- [Written task] Return each line of the listing below, unchanged, and omit the images.

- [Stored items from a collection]
________________

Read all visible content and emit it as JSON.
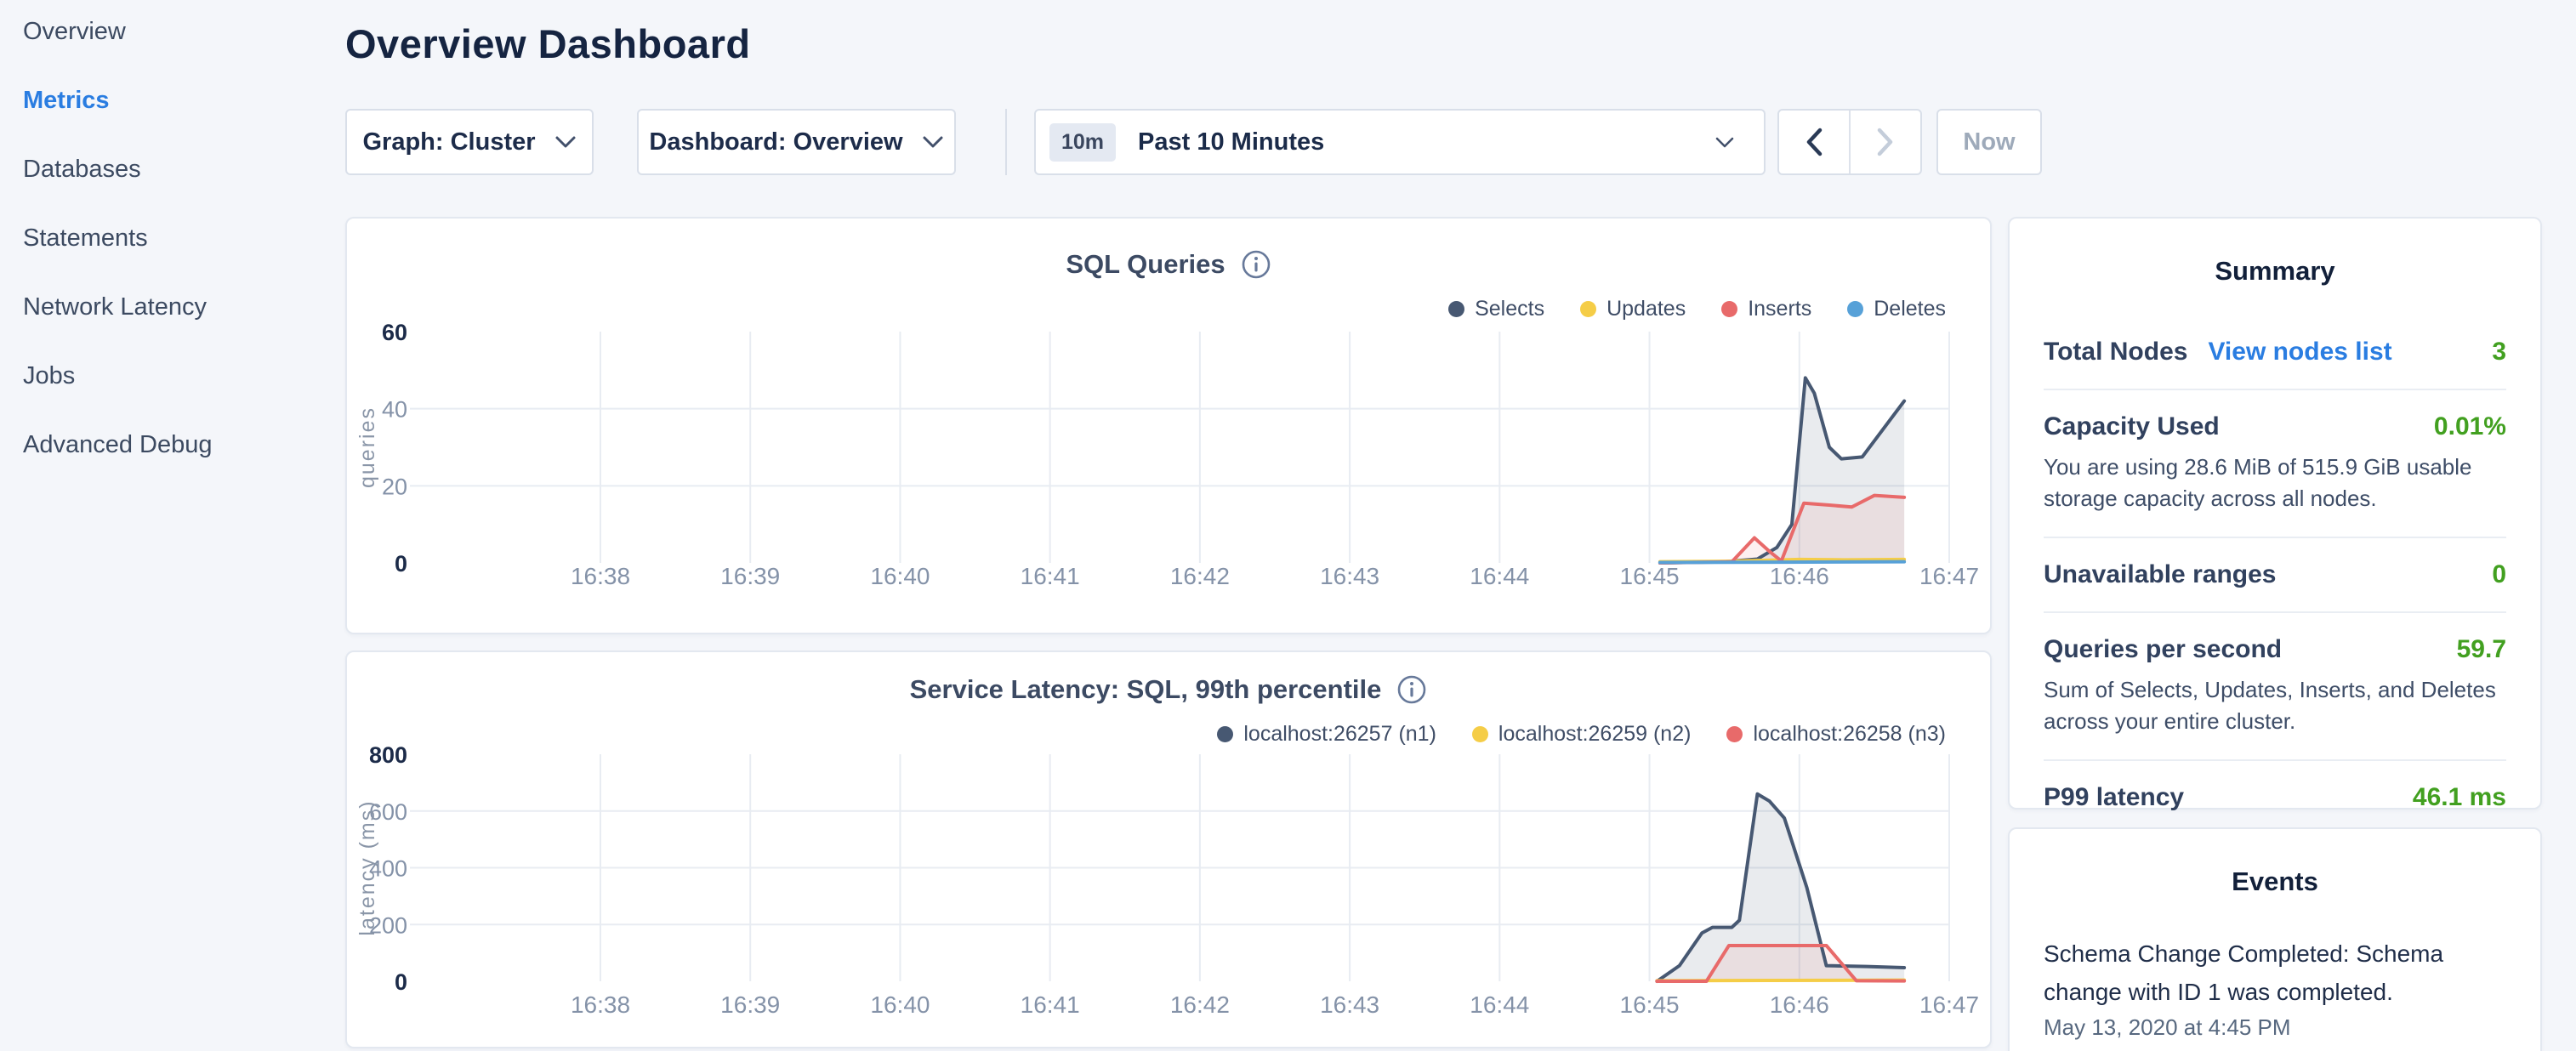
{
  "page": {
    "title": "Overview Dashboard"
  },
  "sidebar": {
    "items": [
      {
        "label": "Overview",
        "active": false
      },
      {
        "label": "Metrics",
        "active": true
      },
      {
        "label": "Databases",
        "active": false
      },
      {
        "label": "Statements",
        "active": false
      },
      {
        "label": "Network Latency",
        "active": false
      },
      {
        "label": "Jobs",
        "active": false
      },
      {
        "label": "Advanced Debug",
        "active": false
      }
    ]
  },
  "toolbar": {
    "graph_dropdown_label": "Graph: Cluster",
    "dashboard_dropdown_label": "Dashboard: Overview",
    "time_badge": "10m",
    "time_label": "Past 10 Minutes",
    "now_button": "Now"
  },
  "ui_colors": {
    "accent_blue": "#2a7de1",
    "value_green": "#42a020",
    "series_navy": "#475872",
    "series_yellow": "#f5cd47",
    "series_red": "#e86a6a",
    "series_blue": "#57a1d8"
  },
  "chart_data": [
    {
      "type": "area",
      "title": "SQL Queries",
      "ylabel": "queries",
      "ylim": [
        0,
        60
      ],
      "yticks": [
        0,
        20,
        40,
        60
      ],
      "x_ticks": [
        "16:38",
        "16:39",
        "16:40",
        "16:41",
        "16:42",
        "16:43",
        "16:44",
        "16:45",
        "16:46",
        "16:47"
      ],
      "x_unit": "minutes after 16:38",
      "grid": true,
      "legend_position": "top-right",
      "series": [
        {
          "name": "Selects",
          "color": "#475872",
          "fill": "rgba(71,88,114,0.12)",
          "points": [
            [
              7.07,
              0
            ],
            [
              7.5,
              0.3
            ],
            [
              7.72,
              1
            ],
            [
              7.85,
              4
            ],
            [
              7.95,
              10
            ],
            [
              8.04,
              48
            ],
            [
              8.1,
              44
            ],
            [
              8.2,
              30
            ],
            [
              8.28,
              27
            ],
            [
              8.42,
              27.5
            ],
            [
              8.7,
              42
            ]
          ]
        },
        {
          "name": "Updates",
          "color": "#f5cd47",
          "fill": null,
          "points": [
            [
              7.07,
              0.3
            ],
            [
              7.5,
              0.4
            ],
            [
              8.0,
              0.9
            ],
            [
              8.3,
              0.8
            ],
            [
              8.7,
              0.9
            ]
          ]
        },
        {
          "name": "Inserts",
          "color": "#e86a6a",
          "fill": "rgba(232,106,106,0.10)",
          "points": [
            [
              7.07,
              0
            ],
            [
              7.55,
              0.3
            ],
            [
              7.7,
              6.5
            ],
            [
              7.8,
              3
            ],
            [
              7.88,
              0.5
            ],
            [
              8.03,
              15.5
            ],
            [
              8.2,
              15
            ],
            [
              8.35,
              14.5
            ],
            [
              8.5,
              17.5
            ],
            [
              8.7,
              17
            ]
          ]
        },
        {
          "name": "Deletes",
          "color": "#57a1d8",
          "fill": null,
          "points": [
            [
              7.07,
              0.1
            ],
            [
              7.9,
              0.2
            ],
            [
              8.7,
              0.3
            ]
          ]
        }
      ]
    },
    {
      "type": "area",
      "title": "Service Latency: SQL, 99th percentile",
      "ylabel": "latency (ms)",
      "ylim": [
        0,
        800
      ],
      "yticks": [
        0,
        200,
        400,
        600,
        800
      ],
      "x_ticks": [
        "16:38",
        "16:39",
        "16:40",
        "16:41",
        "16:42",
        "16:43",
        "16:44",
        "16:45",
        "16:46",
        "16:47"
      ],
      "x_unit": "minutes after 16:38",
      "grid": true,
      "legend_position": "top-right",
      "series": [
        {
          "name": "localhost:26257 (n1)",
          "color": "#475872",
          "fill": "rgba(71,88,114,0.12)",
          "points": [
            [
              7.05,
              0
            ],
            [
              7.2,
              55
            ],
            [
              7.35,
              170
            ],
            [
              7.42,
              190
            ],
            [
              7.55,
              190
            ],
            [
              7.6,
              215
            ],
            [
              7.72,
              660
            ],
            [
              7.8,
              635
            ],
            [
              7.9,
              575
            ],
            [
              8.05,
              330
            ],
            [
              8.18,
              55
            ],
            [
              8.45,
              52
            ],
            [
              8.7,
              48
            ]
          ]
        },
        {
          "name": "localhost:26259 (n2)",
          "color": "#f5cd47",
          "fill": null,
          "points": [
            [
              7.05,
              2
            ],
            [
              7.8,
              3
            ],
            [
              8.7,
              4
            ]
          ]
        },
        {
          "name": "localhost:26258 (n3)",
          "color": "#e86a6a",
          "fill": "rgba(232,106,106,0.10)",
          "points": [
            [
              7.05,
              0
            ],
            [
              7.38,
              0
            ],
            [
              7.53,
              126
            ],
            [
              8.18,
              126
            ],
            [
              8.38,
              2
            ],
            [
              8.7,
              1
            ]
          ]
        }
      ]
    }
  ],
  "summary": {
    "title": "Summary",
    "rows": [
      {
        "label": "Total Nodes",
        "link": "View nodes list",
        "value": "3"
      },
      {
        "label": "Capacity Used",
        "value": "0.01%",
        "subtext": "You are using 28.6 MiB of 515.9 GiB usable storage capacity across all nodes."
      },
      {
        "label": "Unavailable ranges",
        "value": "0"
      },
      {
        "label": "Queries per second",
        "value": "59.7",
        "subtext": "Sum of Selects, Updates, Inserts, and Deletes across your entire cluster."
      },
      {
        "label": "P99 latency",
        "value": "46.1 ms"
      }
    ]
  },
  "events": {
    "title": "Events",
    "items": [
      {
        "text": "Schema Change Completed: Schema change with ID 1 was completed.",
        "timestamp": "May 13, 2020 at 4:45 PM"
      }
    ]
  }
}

________________

- [Output of the exercise]
Read all visible content and emit it as JSON.
{
  "page": {
    "title": "Overview Dashboard"
  },
  "sidebar": {
    "items": [
      {
        "label": "Overview",
        "active": false
      },
      {
        "label": "Metrics",
        "active": true
      },
      {
        "label": "Databases",
        "active": false
      },
      {
        "label": "Statements",
        "active": false
      },
      {
        "label": "Network Latency",
        "active": false
      },
      {
        "label": "Jobs",
        "active": false
      },
      {
        "label": "Advanced Debug",
        "active": false
      }
    ]
  },
  "toolbar": {
    "graph_dropdown_label": "Graph: Cluster",
    "dashboard_dropdown_label": "Dashboard: Overview",
    "time_badge": "10m",
    "time_label": "Past 10 Minutes",
    "now_button": "Now"
  },
  "ui_colors": {
    "accent_blue": "#2a7de1",
    "value_green": "#42a020",
    "series_navy": "#475872",
    "series_yellow": "#f5cd47",
    "series_red": "#e86a6a",
    "series_blue": "#57a1d8"
  },
  "chart_data": [
    {
      "type": "area",
      "title": "SQL Queries",
      "ylabel": "queries",
      "ylim": [
        0,
        60
      ],
      "yticks": [
        0,
        20,
        40,
        60
      ],
      "x_ticks": [
        "16:38",
        "16:39",
        "16:40",
        "16:41",
        "16:42",
        "16:43",
        "16:44",
        "16:45",
        "16:46",
        "16:47"
      ],
      "x_unit": "minutes after 16:38",
      "grid": true,
      "legend_position": "top-right",
      "series": [
        {
          "name": "Selects",
          "color": "#475872",
          "fill": "rgba(71,88,114,0.12)",
          "points": [
            [
              7.07,
              0
            ],
            [
              7.5,
              0.3
            ],
            [
              7.72,
              1
            ],
            [
              7.85,
              4
            ],
            [
              7.95,
              10
            ],
            [
              8.04,
              48
            ],
            [
              8.1,
              44
            ],
            [
              8.2,
              30
            ],
            [
              8.28,
              27
            ],
            [
              8.42,
              27.5
            ],
            [
              8.7,
              42
            ]
          ]
        },
        {
          "name": "Updates",
          "color": "#f5cd47",
          "fill": null,
          "points": [
            [
              7.07,
              0.3
            ],
            [
              7.5,
              0.4
            ],
            [
              8.0,
              0.9
            ],
            [
              8.3,
              0.8
            ],
            [
              8.7,
              0.9
            ]
          ]
        },
        {
          "name": "Inserts",
          "color": "#e86a6a",
          "fill": "rgba(232,106,106,0.10)",
          "points": [
            [
              7.07,
              0
            ],
            [
              7.55,
              0.3
            ],
            [
              7.7,
              6.5
            ],
            [
              7.8,
              3
            ],
            [
              7.88,
              0.5
            ],
            [
              8.03,
              15.5
            ],
            [
              8.2,
              15
            ],
            [
              8.35,
              14.5
            ],
            [
              8.5,
              17.5
            ],
            [
              8.7,
              17
            ]
          ]
        },
        {
          "name": "Deletes",
          "color": "#57a1d8",
          "fill": null,
          "points": [
            [
              7.07,
              0.1
            ],
            [
              7.9,
              0.2
            ],
            [
              8.7,
              0.3
            ]
          ]
        }
      ]
    },
    {
      "type": "area",
      "title": "Service Latency: SQL, 99th percentile",
      "ylabel": "latency (ms)",
      "ylim": [
        0,
        800
      ],
      "yticks": [
        0,
        200,
        400,
        600,
        800
      ],
      "x_ticks": [
        "16:38",
        "16:39",
        "16:40",
        "16:41",
        "16:42",
        "16:43",
        "16:44",
        "16:45",
        "16:46",
        "16:47"
      ],
      "x_unit": "minutes after 16:38",
      "grid": true,
      "legend_position": "top-right",
      "series": [
        {
          "name": "localhost:26257 (n1)",
          "color": "#475872",
          "fill": "rgba(71,88,114,0.12)",
          "points": [
            [
              7.05,
              0
            ],
            [
              7.2,
              55
            ],
            [
              7.35,
              170
            ],
            [
              7.42,
              190
            ],
            [
              7.55,
              190
            ],
            [
              7.6,
              215
            ],
            [
              7.72,
              660
            ],
            [
              7.8,
              635
            ],
            [
              7.9,
              575
            ],
            [
              8.05,
              330
            ],
            [
              8.18,
              55
            ],
            [
              8.45,
              52
            ],
            [
              8.7,
              48
            ]
          ]
        },
        {
          "name": "localhost:26259 (n2)",
          "color": "#f5cd47",
          "fill": null,
          "points": [
            [
              7.05,
              2
            ],
            [
              7.8,
              3
            ],
            [
              8.7,
              4
            ]
          ]
        },
        {
          "name": "localhost:26258 (n3)",
          "color": "#e86a6a",
          "fill": "rgba(232,106,106,0.10)",
          "points": [
            [
              7.05,
              0
            ],
            [
              7.38,
              0
            ],
            [
              7.53,
              126
            ],
            [
              8.18,
              126
            ],
            [
              8.38,
              2
            ],
            [
              8.7,
              1
            ]
          ]
        }
      ]
    }
  ],
  "summary": {
    "title": "Summary",
    "rows": [
      {
        "label": "Total Nodes",
        "link": "View nodes list",
        "value": "3"
      },
      {
        "label": "Capacity Used",
        "value": "0.01%",
        "subtext": "You are using 28.6 MiB of 515.9 GiB usable storage capacity across all nodes."
      },
      {
        "label": "Unavailable ranges",
        "value": "0"
      },
      {
        "label": "Queries per second",
        "value": "59.7",
        "subtext": "Sum of Selects, Updates, Inserts, and Deletes across your entire cluster."
      },
      {
        "label": "P99 latency",
        "value": "46.1 ms"
      }
    ]
  },
  "events": {
    "title": "Events",
    "items": [
      {
        "text": "Schema Change Completed: Schema change with ID 1 was completed.",
        "timestamp": "May 13, 2020 at 4:45 PM"
      }
    ]
  }
}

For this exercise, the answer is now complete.